**Directions for this task:** Your task is to gather the lines below that hold the string "high".

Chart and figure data
►
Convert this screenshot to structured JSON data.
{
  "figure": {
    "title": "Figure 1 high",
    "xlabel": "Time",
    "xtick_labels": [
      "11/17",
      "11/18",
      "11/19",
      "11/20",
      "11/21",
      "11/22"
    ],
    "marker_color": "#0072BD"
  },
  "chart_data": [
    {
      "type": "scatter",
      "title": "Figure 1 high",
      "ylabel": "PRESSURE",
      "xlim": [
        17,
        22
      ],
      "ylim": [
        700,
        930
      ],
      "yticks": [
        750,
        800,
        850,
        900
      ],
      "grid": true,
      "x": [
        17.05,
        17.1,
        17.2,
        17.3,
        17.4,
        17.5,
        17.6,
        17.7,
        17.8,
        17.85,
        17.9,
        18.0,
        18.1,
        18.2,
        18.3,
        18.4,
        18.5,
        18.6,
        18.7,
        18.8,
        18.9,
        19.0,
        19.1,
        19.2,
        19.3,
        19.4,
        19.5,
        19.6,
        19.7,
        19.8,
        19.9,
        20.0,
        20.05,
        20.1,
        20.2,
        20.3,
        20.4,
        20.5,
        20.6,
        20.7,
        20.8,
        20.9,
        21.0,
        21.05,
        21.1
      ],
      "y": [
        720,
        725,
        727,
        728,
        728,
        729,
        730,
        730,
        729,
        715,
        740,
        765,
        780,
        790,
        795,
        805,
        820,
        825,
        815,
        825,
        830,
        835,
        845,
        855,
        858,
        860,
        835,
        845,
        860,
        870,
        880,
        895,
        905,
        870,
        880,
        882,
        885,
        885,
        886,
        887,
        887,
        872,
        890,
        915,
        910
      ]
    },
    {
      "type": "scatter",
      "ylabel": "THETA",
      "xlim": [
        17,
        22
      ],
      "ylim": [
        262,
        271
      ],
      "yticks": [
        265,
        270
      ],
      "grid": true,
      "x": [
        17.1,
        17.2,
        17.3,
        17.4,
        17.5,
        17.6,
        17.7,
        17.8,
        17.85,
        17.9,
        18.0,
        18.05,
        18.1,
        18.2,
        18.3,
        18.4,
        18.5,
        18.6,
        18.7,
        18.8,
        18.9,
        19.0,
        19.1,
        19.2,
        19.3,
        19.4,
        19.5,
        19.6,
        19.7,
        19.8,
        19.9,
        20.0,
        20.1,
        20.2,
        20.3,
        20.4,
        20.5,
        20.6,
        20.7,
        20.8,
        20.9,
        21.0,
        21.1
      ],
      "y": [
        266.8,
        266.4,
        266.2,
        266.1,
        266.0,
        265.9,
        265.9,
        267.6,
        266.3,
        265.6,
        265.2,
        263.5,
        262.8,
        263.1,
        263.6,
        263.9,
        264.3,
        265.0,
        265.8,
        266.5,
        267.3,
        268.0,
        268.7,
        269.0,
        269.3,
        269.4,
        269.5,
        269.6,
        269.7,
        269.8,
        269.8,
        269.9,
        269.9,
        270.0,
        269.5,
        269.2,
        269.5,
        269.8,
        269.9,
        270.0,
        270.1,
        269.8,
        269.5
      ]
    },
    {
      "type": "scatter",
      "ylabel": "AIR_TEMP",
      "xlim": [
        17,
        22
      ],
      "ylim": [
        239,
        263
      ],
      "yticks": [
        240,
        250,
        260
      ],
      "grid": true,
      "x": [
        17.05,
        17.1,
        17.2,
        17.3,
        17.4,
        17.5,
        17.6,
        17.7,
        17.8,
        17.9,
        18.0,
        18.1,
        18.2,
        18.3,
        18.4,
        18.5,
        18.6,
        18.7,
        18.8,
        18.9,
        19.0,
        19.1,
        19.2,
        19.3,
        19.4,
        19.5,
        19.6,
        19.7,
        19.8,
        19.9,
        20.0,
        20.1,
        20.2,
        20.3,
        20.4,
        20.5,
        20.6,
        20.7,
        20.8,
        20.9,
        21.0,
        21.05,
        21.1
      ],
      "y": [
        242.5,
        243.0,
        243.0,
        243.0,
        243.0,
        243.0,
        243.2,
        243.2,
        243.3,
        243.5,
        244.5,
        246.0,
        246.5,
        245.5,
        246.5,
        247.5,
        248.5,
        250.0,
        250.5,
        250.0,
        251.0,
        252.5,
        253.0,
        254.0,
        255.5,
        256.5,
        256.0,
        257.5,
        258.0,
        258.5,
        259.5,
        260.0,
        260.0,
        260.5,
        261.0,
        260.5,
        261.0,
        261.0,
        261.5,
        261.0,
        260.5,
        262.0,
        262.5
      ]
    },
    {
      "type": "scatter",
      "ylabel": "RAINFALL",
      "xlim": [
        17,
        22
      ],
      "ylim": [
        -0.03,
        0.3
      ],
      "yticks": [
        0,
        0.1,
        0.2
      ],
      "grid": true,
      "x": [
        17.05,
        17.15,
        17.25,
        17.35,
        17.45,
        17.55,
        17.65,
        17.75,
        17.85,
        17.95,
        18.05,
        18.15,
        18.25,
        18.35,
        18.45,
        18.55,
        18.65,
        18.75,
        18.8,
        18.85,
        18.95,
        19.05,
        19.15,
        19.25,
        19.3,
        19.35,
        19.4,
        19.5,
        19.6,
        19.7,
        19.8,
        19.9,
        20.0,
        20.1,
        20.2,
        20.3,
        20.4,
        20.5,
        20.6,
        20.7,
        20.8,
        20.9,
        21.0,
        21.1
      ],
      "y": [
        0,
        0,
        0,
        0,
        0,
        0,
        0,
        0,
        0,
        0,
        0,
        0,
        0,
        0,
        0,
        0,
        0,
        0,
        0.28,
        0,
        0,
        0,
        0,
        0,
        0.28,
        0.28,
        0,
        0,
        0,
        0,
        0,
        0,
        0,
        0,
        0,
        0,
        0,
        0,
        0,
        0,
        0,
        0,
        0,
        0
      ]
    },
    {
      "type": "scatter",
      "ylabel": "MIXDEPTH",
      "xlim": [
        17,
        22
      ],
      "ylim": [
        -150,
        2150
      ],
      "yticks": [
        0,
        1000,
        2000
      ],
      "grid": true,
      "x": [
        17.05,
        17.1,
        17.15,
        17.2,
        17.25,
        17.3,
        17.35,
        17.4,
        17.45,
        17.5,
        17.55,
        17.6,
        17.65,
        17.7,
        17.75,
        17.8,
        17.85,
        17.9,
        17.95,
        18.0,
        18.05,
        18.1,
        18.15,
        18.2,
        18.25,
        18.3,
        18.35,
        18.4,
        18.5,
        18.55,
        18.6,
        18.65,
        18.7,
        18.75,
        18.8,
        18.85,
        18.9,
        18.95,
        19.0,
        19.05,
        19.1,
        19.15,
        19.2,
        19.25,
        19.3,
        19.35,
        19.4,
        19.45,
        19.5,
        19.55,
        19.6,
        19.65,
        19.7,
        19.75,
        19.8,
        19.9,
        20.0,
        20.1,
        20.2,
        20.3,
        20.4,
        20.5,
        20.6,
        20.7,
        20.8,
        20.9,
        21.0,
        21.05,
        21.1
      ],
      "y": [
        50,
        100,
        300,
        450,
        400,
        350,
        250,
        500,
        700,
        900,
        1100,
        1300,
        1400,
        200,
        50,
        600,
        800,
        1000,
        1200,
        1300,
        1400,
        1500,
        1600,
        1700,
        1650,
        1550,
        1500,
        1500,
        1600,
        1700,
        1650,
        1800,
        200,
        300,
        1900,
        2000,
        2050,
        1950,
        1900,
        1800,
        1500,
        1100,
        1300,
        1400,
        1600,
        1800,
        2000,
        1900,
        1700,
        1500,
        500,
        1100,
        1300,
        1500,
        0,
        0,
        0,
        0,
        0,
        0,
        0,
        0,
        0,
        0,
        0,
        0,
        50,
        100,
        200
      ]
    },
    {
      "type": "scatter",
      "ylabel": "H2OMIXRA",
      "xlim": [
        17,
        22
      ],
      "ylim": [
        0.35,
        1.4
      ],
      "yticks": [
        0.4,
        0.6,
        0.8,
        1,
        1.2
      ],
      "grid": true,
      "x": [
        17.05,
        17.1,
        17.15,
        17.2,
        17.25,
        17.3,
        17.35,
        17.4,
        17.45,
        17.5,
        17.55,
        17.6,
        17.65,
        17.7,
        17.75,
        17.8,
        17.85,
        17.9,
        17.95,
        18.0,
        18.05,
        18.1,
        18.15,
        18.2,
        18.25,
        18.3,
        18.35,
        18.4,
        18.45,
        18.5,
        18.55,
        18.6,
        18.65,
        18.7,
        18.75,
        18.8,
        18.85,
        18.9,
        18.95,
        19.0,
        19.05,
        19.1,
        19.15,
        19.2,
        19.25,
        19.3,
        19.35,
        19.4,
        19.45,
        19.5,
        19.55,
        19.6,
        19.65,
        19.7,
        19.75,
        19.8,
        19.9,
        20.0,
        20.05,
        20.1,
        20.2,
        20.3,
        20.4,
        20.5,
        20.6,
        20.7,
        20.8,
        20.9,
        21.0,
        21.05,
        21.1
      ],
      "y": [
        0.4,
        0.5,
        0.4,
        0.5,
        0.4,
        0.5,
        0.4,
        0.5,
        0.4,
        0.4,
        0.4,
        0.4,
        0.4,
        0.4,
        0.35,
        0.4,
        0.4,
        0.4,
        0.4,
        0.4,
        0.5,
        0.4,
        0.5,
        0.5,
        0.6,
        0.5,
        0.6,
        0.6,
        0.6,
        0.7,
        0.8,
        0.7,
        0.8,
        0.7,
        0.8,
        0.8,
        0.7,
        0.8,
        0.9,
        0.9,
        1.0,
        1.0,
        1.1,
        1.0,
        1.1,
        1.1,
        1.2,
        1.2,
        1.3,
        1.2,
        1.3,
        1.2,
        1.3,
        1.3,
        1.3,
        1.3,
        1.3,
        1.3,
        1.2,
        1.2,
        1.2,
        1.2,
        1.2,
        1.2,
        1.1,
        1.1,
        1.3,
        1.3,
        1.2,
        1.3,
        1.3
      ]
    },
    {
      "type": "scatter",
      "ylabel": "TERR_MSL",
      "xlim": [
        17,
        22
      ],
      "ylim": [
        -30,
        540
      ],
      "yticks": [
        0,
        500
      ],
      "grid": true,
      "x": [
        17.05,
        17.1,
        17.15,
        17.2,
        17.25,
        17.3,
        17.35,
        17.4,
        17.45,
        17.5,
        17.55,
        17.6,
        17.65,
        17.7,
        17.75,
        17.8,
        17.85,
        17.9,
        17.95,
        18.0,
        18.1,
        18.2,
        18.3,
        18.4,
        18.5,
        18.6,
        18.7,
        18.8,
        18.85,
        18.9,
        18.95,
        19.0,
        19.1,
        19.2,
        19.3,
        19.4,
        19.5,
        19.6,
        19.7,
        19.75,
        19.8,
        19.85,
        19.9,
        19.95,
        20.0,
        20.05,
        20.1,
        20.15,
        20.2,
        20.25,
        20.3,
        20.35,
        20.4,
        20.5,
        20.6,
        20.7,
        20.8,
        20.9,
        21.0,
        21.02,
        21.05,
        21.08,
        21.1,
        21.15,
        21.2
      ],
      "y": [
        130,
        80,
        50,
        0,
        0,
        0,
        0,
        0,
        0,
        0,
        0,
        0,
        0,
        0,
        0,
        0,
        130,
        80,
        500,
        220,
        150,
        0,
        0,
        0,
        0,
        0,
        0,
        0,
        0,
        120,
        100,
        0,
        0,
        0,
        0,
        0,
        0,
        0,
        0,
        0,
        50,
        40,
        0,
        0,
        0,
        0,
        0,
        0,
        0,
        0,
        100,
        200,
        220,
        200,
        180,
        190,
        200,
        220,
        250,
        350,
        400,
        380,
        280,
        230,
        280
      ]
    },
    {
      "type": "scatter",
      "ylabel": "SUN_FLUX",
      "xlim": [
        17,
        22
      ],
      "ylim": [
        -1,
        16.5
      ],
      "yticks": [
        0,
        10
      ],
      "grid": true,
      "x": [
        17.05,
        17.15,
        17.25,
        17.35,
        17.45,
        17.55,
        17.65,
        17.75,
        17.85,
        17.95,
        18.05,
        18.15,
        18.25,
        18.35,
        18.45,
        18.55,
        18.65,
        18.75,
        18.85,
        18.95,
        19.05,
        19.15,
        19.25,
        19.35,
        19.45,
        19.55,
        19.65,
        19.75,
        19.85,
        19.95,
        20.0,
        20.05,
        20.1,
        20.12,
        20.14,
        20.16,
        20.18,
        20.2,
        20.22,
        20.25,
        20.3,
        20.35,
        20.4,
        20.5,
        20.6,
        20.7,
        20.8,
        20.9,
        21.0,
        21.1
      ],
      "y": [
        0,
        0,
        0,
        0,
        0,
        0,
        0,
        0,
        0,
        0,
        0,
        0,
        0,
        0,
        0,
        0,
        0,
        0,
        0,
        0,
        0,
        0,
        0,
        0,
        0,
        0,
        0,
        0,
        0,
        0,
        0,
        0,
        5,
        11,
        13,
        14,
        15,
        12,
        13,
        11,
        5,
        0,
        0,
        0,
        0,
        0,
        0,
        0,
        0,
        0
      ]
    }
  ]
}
◄
►
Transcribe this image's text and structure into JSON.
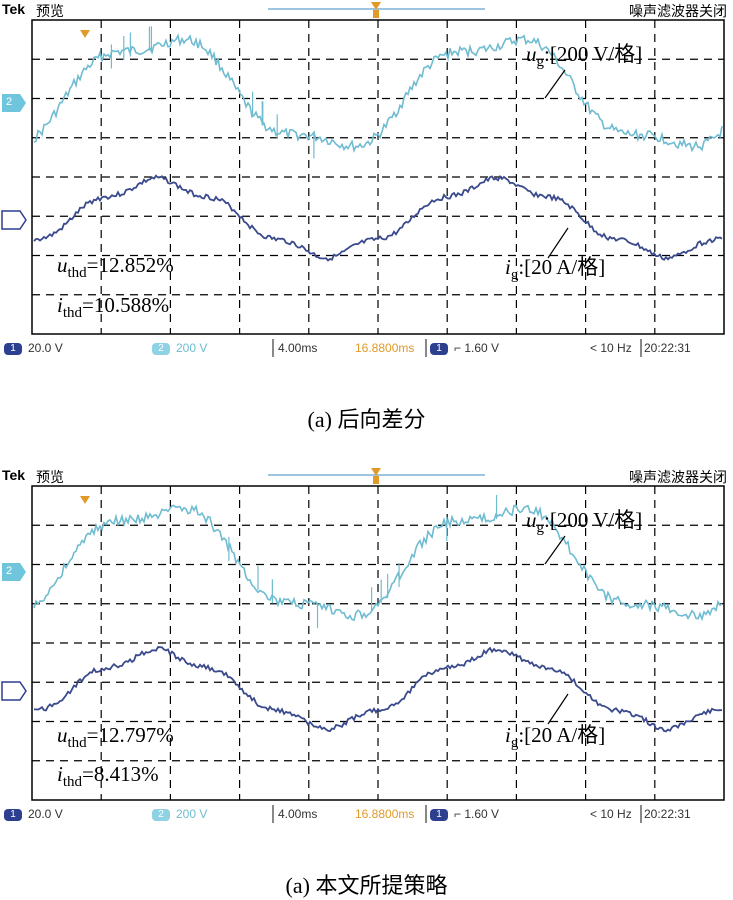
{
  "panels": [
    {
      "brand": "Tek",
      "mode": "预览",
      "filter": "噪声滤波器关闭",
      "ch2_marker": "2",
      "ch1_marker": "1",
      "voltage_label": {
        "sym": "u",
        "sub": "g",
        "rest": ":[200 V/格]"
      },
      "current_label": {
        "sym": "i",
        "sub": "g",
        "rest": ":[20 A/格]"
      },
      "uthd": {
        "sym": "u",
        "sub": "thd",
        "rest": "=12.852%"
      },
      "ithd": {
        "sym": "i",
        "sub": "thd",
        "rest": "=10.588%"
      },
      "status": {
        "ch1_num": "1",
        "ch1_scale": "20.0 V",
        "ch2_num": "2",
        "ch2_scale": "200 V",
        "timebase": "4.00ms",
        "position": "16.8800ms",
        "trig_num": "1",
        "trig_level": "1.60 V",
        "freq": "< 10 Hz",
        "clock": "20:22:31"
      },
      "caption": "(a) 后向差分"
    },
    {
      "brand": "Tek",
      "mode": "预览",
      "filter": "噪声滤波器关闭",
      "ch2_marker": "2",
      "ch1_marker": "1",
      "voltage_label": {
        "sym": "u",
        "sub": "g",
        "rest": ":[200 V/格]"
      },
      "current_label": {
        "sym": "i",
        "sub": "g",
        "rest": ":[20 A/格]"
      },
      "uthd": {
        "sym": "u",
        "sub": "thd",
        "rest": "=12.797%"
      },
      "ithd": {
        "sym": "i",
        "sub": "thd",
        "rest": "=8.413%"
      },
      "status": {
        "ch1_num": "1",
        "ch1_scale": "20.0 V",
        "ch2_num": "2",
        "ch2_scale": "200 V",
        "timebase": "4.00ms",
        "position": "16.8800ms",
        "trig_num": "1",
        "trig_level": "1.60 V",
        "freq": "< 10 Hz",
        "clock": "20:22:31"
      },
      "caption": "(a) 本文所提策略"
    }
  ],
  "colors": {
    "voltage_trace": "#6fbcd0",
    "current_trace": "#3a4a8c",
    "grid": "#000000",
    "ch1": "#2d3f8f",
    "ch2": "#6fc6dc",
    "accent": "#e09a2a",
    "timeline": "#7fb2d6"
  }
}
◄
**Solution to the exercise:**
    "title": "Figure 1 high",
      "title": "Figure 1 high",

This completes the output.